Return every record below exactly as written, but leave out the pictures.

* BEGIN Source data *

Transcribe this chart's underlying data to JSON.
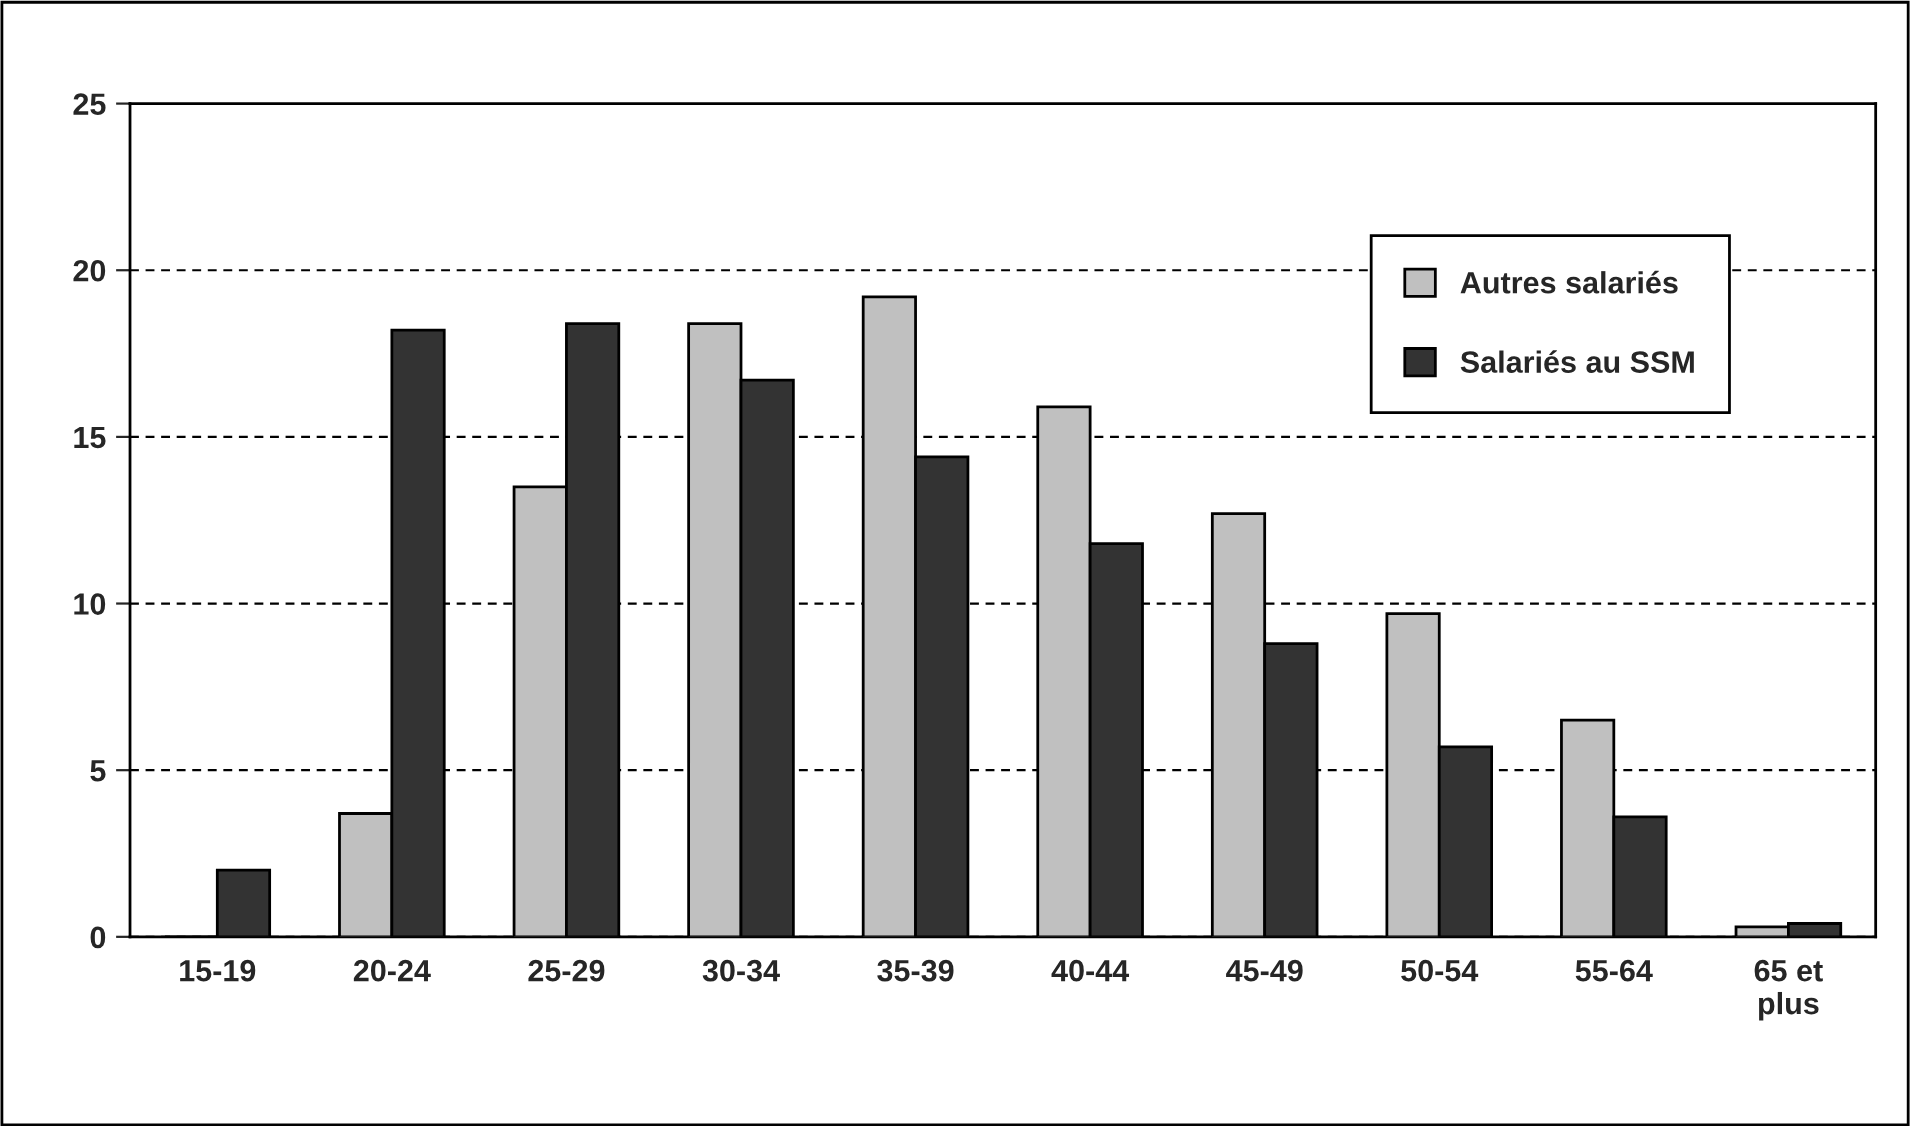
{
  "chart_data": {
    "type": "bar",
    "categories": [
      "15-19",
      "20-24",
      "25-29",
      "30-34",
      "35-39",
      "40-44",
      "45-49",
      "50-54",
      "55-64",
      "65 et\nplus"
    ],
    "series": [
      {
        "name": "Autres salariés",
        "color": "#c0c0c0",
        "values": [
          0,
          3.7,
          13.5,
          18.4,
          19.2,
          15.9,
          12.7,
          9.7,
          6.5,
          0.3
        ]
      },
      {
        "name": "Salariés au SSM",
        "color": "#333333",
        "values": [
          2.0,
          18.2,
          18.4,
          16.7,
          14.4,
          11.8,
          8.8,
          5.7,
          3.6,
          0.4
        ]
      }
    ],
    "ylim": [
      0,
      25
    ],
    "yticks": [
      0,
      5,
      10,
      15,
      20,
      25
    ],
    "grid": "y",
    "legend": "top right"
  }
}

* END Source data *

Worked answer -
Transcribe this chart's underlying data to JSON.
{
  "chart_data": {
    "type": "bar",
    "categories": [
      "15-19",
      "20-24",
      "25-29",
      "30-34",
      "35-39",
      "40-44",
      "45-49",
      "50-54",
      "55-64",
      "65 et\nplus"
    ],
    "series": [
      {
        "name": "Autres salariés",
        "color": "#c0c0c0",
        "values": [
          0,
          3.7,
          13.5,
          18.4,
          19.2,
          15.9,
          12.7,
          9.7,
          6.5,
          0.3
        ]
      },
      {
        "name": "Salariés au SSM",
        "color": "#333333",
        "values": [
          2.0,
          18.2,
          18.4,
          16.7,
          14.4,
          11.8,
          8.8,
          5.7,
          3.6,
          0.4
        ]
      }
    ],
    "ylim": [
      0,
      25
    ],
    "yticks": [
      0,
      5,
      10,
      15,
      20,
      25
    ],
    "grid": "y",
    "legend": "top right"
  }
}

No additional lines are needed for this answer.